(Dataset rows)
▶

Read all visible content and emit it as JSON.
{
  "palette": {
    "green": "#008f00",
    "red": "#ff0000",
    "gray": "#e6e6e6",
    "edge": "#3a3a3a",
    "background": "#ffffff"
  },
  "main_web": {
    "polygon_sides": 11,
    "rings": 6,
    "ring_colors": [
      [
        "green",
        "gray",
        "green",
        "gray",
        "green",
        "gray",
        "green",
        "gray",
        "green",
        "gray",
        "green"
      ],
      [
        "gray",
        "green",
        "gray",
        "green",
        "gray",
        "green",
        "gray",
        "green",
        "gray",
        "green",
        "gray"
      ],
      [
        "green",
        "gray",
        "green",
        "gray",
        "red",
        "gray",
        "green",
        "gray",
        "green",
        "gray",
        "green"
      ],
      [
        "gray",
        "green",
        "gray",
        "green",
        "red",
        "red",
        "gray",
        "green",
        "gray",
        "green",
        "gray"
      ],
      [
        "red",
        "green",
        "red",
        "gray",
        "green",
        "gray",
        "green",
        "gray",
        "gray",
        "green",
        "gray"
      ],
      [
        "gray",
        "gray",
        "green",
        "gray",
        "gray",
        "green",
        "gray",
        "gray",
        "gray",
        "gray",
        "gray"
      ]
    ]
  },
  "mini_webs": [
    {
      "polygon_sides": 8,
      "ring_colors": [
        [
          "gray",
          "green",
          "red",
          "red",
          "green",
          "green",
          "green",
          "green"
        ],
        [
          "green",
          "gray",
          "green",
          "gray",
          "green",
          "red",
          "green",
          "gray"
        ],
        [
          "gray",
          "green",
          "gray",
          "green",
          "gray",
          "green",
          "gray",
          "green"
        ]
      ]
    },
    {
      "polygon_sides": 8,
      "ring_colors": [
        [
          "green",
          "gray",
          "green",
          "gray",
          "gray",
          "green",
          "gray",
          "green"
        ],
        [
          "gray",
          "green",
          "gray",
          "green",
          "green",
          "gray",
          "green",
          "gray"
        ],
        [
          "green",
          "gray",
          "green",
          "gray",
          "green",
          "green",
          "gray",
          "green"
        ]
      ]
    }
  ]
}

◀

- [Given exercise]: Copy all of the data. Keep every word exactly as it is.

- [Worked answer]:
Read all visible content and emit it as JSON.
{
  "palette": {
    "green": "#008f00",
    "red": "#ff0000",
    "gray": "#e6e6e6",
    "edge": "#3a3a3a",
    "background": "#ffffff"
  },
  "main_web": {
    "polygon_sides": 11,
    "rings": 6,
    "ring_colors": [
      [
        "green",
        "gray",
        "green",
        "gray",
        "green",
        "gray",
        "green",
        "gray",
        "green",
        "gray",
        "green"
      ],
      [
        "gray",
        "green",
        "gray",
        "green",
        "gray",
        "green",
        "gray",
        "green",
        "gray",
        "green",
        "gray"
      ],
      [
        "green",
        "gray",
        "green",
        "gray",
        "red",
        "gray",
        "green",
        "gray",
        "green",
        "gray",
        "green"
      ],
      [
        "gray",
        "green",
        "gray",
        "green",
        "red",
        "red",
        "gray",
        "green",
        "gray",
        "green",
        "gray"
      ],
      [
        "red",
        "green",
        "red",
        "gray",
        "green",
        "gray",
        "green",
        "gray",
        "gray",
        "green",
        "gray"
      ],
      [
        "gray",
        "gray",
        "green",
        "gray",
        "gray",
        "green",
        "gray",
        "gray",
        "gray",
        "gray",
        "gray"
      ]
    ]
  },
  "mini_webs": [
    {
      "polygon_sides": 8,
      "ring_colors": [
        [
          "gray",
          "green",
          "red",
          "red",
          "green",
          "green",
          "green",
          "green"
        ],
        [
          "green",
          "gray",
          "green",
          "gray",
          "green",
          "red",
          "green",
          "gray"
        ],
        [
          "gray",
          "green",
          "gray",
          "green",
          "gray",
          "green",
          "gray",
          "green"
        ]
      ]
    },
    {
      "polygon_sides": 8,
      "ring_colors": [
        [
          "green",
          "gray",
          "green",
          "gray",
          "gray",
          "green",
          "gray",
          "green"
        ],
        [
          "gray",
          "green",
          "gray",
          "green",
          "green",
          "gray",
          "green",
          "gray"
        ],
        [
          "green",
          "gray",
          "green",
          "gray",
          "green",
          "green",
          "gray",
          "green"
        ]
      ]
    }
  ]
}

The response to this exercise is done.